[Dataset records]
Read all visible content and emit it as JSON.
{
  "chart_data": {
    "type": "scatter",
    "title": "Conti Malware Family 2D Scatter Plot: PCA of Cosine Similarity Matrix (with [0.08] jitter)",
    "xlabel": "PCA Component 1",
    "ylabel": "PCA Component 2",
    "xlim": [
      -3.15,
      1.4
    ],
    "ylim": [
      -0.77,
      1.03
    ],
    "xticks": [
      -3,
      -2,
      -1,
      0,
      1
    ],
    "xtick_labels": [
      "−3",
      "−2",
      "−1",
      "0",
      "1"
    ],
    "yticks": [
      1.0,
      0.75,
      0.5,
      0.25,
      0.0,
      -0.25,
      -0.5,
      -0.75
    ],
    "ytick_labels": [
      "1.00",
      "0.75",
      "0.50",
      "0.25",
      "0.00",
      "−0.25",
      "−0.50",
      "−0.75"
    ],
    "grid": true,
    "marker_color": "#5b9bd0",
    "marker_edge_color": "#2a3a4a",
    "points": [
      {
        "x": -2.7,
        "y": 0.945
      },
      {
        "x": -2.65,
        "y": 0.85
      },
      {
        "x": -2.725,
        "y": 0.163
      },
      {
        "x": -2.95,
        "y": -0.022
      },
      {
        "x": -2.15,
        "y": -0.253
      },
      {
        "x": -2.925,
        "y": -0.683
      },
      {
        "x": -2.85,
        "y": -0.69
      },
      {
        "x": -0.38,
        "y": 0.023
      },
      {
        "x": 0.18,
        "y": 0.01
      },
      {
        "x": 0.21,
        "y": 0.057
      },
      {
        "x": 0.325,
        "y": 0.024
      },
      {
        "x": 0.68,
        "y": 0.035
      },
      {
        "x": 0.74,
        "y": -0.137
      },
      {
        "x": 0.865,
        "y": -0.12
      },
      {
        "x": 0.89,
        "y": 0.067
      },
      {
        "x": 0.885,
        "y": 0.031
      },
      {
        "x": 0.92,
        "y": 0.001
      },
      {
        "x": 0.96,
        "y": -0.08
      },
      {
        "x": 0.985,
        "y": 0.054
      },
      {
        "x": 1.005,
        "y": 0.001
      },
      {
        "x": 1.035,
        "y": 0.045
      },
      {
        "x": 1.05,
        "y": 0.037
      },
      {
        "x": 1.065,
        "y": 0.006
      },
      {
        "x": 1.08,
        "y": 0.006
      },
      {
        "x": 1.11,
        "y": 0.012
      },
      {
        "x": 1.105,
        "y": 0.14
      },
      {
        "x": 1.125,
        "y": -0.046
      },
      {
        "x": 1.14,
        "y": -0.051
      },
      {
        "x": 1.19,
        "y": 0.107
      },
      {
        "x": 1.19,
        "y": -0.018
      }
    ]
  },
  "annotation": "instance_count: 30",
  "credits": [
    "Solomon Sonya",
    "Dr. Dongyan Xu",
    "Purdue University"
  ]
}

Written problem:
Restate the listing in full, word for word.

Expected output:
Read all visible content and emit it as JSON.
{
  "chart_data": {
    "type": "scatter",
    "title": "Conti Malware Family 2D Scatter Plot: PCA of Cosine Similarity Matrix (with [0.08] jitter)",
    "xlabel": "PCA Component 1",
    "ylabel": "PCA Component 2",
    "xlim": [
      -3.15,
      1.4
    ],
    "ylim": [
      -0.77,
      1.03
    ],
    "xticks": [
      -3,
      -2,
      -1,
      0,
      1
    ],
    "xtick_labels": [
      "−3",
      "−2",
      "−1",
      "0",
      "1"
    ],
    "yticks": [
      1.0,
      0.75,
      0.5,
      0.25,
      0.0,
      -0.25,
      -0.5,
      -0.75
    ],
    "ytick_labels": [
      "1.00",
      "0.75",
      "0.50",
      "0.25",
      "0.00",
      "−0.25",
      "−0.50",
      "−0.75"
    ],
    "grid": true,
    "marker_color": "#5b9bd0",
    "marker_edge_color": "#2a3a4a",
    "points": [
      {
        "x": -2.7,
        "y": 0.945
      },
      {
        "x": -2.65,
        "y": 0.85
      },
      {
        "x": -2.725,
        "y": 0.163
      },
      {
        "x": -2.95,
        "y": -0.022
      },
      {
        "x": -2.15,
        "y": -0.253
      },
      {
        "x": -2.925,
        "y": -0.683
      },
      {
        "x": -2.85,
        "y": -0.69
      },
      {
        "x": -0.38,
        "y": 0.023
      },
      {
        "x": 0.18,
        "y": 0.01
      },
      {
        "x": 0.21,
        "y": 0.057
      },
      {
        "x": 0.325,
        "y": 0.024
      },
      {
        "x": 0.68,
        "y": 0.035
      },
      {
        "x": 0.74,
        "y": -0.137
      },
      {
        "x": 0.865,
        "y": -0.12
      },
      {
        "x": 0.89,
        "y": 0.067
      },
      {
        "x": 0.885,
        "y": 0.031
      },
      {
        "x": 0.92,
        "y": 0.001
      },
      {
        "x": 0.96,
        "y": -0.08
      },
      {
        "x": 0.985,
        "y": 0.054
      },
      {
        "x": 1.005,
        "y": 0.001
      },
      {
        "x": 1.035,
        "y": 0.045
      },
      {
        "x": 1.05,
        "y": 0.037
      },
      {
        "x": 1.065,
        "y": 0.006
      },
      {
        "x": 1.08,
        "y": 0.006
      },
      {
        "x": 1.11,
        "y": 0.012
      },
      {
        "x": 1.105,
        "y": 0.14
      },
      {
        "x": 1.125,
        "y": -0.046
      },
      {
        "x": 1.14,
        "y": -0.051
      },
      {
        "x": 1.19,
        "y": 0.107
      },
      {
        "x": 1.19,
        "y": -0.018
      }
    ]
  },
  "annotation": "instance_count: 30",
  "credits": [
    "Solomon Sonya",
    "Dr. Dongyan Xu",
    "Purdue University"
  ]
}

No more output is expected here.